#### Dataset content

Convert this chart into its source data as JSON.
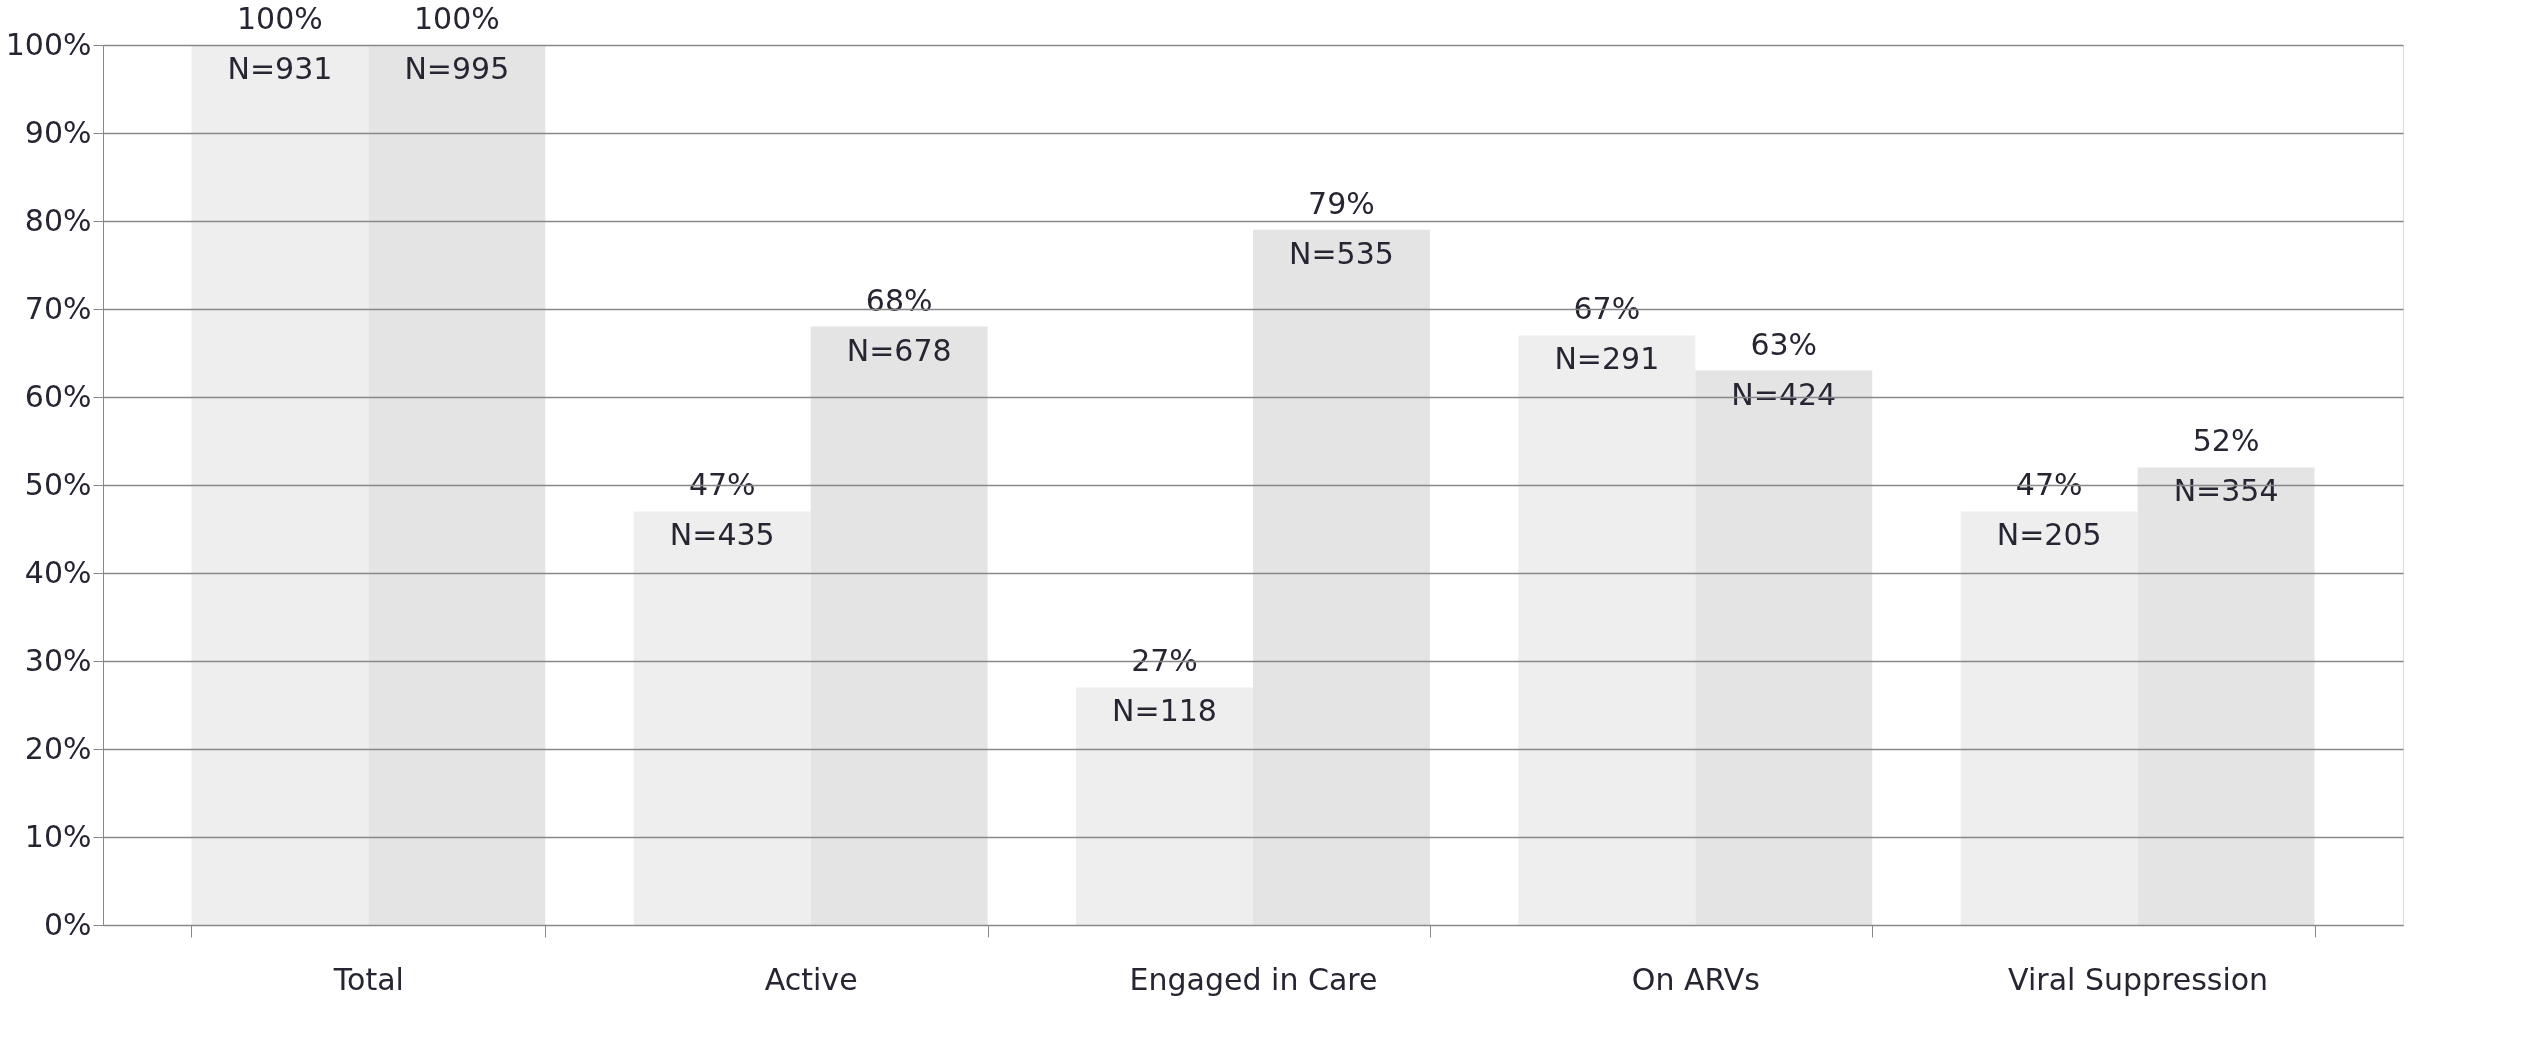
{
  "chart_data": {
    "type": "bar",
    "categories": [
      "Total",
      "Active",
      "Engaged in Care",
      "On ARVs",
      "Viral Suppression"
    ],
    "series": [
      {
        "color": "#eeeeee",
        "values": [
          100,
          47,
          27,
          67,
          47
        ],
        "value_labels": [
          "100%\nN=931",
          "47%\nN=435",
          "27%\nN=118",
          "67%\nN=291",
          "47%\nN=205"
        ]
      },
      {
        "color": "#e4e4e4",
        "values": [
          100,
          68,
          79,
          63,
          52
        ],
        "value_labels": [
          "100%\nN=995",
          "68%\nN=678",
          "79%\nN=535",
          "63%\nN=424",
          "52%\nN=354"
        ]
      }
    ],
    "ylim": [
      0,
      100
    ],
    "yticks": [
      {
        "value": 0,
        "label": "0%"
      },
      {
        "value": 10,
        "label": "10%"
      },
      {
        "value": 20,
        "label": "20%"
      },
      {
        "value": 30,
        "label": "30%"
      },
      {
        "value": 40,
        "label": "40%"
      },
      {
        "value": 50,
        "label": "50%"
      },
      {
        "value": 60,
        "label": "60%"
      },
      {
        "value": 70,
        "label": "70%"
      },
      {
        "value": 80,
        "label": "80%"
      },
      {
        "value": 90,
        "label": "90%"
      },
      {
        "value": 100,
        "label": "100%"
      }
    ],
    "grid": "y",
    "legend": false
  }
}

########

§ Work to complete
Above is a listing with pictures. Write it out exactly without them.

§ Exercise answer
Convert this chart into its source data as JSON.
{
  "chart_data": {
    "type": "bar",
    "categories": [
      "Total",
      "Active",
      "Engaged in Care",
      "On ARVs",
      "Viral Suppression"
    ],
    "series": [
      {
        "color": "#eeeeee",
        "values": [
          100,
          47,
          27,
          67,
          47
        ],
        "value_labels": [
          "100%\nN=931",
          "47%\nN=435",
          "27%\nN=118",
          "67%\nN=291",
          "47%\nN=205"
        ]
      },
      {
        "color": "#e4e4e4",
        "values": [
          100,
          68,
          79,
          63,
          52
        ],
        "value_labels": [
          "100%\nN=995",
          "68%\nN=678",
          "79%\nN=535",
          "63%\nN=424",
          "52%\nN=354"
        ]
      }
    ],
    "ylim": [
      0,
      100
    ],
    "yticks": [
      {
        "value": 0,
        "label": "0%"
      },
      {
        "value": 10,
        "label": "10%"
      },
      {
        "value": 20,
        "label": "20%"
      },
      {
        "value": 30,
        "label": "30%"
      },
      {
        "value": 40,
        "label": "40%"
      },
      {
        "value": 50,
        "label": "50%"
      },
      {
        "value": 60,
        "label": "60%"
      },
      {
        "value": 70,
        "label": "70%"
      },
      {
        "value": 80,
        "label": "80%"
      },
      {
        "value": 90,
        "label": "90%"
      },
      {
        "value": 100,
        "label": "100%"
      }
    ],
    "grid": "y",
    "legend": false
  }
}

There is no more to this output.